**What is required:**
Reproduce all of the material word for word.

**Record set:**
┄┄┄┄┄┄┄┄┄┄┄┄┄┄┄┄┄┄┄┄
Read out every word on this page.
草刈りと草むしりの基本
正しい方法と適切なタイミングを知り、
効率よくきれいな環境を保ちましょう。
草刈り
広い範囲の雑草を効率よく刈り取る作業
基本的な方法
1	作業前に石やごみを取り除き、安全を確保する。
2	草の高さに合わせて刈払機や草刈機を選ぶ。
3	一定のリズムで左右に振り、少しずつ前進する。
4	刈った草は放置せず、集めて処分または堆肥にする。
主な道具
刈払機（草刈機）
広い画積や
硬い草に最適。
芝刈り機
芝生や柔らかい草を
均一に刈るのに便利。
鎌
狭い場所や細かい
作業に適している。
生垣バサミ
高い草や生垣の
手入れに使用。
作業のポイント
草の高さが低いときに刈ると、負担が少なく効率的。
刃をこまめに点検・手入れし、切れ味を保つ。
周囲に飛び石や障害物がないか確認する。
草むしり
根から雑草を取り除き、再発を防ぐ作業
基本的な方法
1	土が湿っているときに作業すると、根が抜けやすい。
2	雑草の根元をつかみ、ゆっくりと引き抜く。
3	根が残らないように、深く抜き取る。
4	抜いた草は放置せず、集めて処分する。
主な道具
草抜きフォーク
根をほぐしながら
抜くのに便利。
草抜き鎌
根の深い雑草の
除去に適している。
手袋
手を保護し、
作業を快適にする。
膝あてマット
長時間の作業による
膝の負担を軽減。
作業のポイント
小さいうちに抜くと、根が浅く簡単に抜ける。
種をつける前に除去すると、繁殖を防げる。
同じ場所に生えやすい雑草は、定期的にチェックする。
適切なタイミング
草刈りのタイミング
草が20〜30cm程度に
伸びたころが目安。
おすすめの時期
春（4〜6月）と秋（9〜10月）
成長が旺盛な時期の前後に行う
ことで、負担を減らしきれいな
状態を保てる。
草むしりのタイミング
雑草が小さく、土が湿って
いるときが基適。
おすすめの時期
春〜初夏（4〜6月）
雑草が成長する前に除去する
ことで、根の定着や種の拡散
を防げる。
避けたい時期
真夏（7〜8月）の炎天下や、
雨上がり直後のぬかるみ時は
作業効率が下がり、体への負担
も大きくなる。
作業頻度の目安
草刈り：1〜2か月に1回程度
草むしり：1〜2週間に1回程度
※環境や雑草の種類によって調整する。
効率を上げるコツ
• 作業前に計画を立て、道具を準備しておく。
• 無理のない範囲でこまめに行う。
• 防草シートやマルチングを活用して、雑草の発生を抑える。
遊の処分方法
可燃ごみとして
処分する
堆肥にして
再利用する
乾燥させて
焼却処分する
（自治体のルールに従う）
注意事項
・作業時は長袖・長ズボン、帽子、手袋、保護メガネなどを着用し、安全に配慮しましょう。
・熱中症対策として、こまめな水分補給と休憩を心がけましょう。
┄┄┄┄┄┄┄┄┄┄┄┄┄┄┄┄┄┄┄┄
**Response:**
Read out every word on this page.
草刈りと草むしりの基本
正しい方法と適切なタイミングを知り、
効率よくきれいな環境を保ちましょう。
草刈り
広い範囲の雑草を効率よく刈り取る作業
基本的な方法
1	作業前に石やごみを取り除き、安全を確保する。
2	草の高さに合わせて刈払機や草刈機を選ぶ。
3	一定のリズムで左右に振り、少しずつ前進する。
4	刈った草は放置せず、集めて処分または堆肥にする。
主な道具
刈払機（草刈機）
広い画積や
硬い草に最適。
芝刈り機
芝生や柔らかい草を
均一に刈るのに便利。
鎌
狭い場所や細かい
作業に適している。
生垣バサミ
高い草や生垣の
手入れに使用。
作業のポイント
草の高さが低いときに刈ると、負担が少なく効率的。
刃をこまめに点検・手入れし、切れ味を保つ。
周囲に飛び石や障害物がないか確認する。
草むしり
根から雑草を取り除き、再発を防ぐ作業
基本的な方法
1	土が湿っているときに作業すると、根が抜けやすい。
2	雑草の根元をつかみ、ゆっくりと引き抜く。
3	根が残らないように、深く抜き取る。
4	抜いた草は放置せず、集めて処分する。
主な道具
草抜きフォーク
根をほぐしながら
抜くのに便利。
草抜き鎌
根の深い雑草の
除去に適している。
手袋
手を保護し、
作業を快適にする。
膝あてマット
長時間の作業による
膝の負担を軽減。
作業のポイント
小さいうちに抜くと、根が浅く簡単に抜ける。
種をつける前に除去すると、繁殖を防げる。
同じ場所に生えやすい雑草は、定期的にチェックする。
適切なタイミング
草刈りのタイミング
草が20〜30cm程度に
伸びたころが目安。
おすすめの時期
春（4〜6月）と秋（9〜10月）
成長が旺盛な時期の前後に行う
ことで、負担を減らしきれいな
状態を保てる。
草むしりのタイミング
雑草が小さく、土が湿って
いるときが基適。
おすすめの時期
春〜初夏（4〜6月）
雑草が成長する前に除去する
ことで、根の定着や種の拡散
を防げる。
避けたい時期
真夏（7〜8月）の炎天下や、
雨上がり直後のぬかるみ時は
作業効率が下がり、体への負担
も大きくなる。
作業頻度の目安
草刈り：1〜2か月に1回程度
草むしり：1〜2週間に1回程度
※環境や雑草の種類によって調整する。
効率を上げるコツ
• 作業前に計画を立て、道具を準備しておく。
• 無理のない範囲でこまめに行う。
• 防草シートやマルチングを活用して、雑草の発生を抑える。
遊の処分方法
可燃ごみとして
処分する
堆肥にして
再利用する
乾燥させて
焼却処分する
（自治体のルールに従う）
注意事項
・作業時は長袖・長ズボン、帽子、手袋、保護メガネなどを着用し、安全に配慮しましょう。
・熱中症対策として、こまめな水分補給と休憩を心がけましょう。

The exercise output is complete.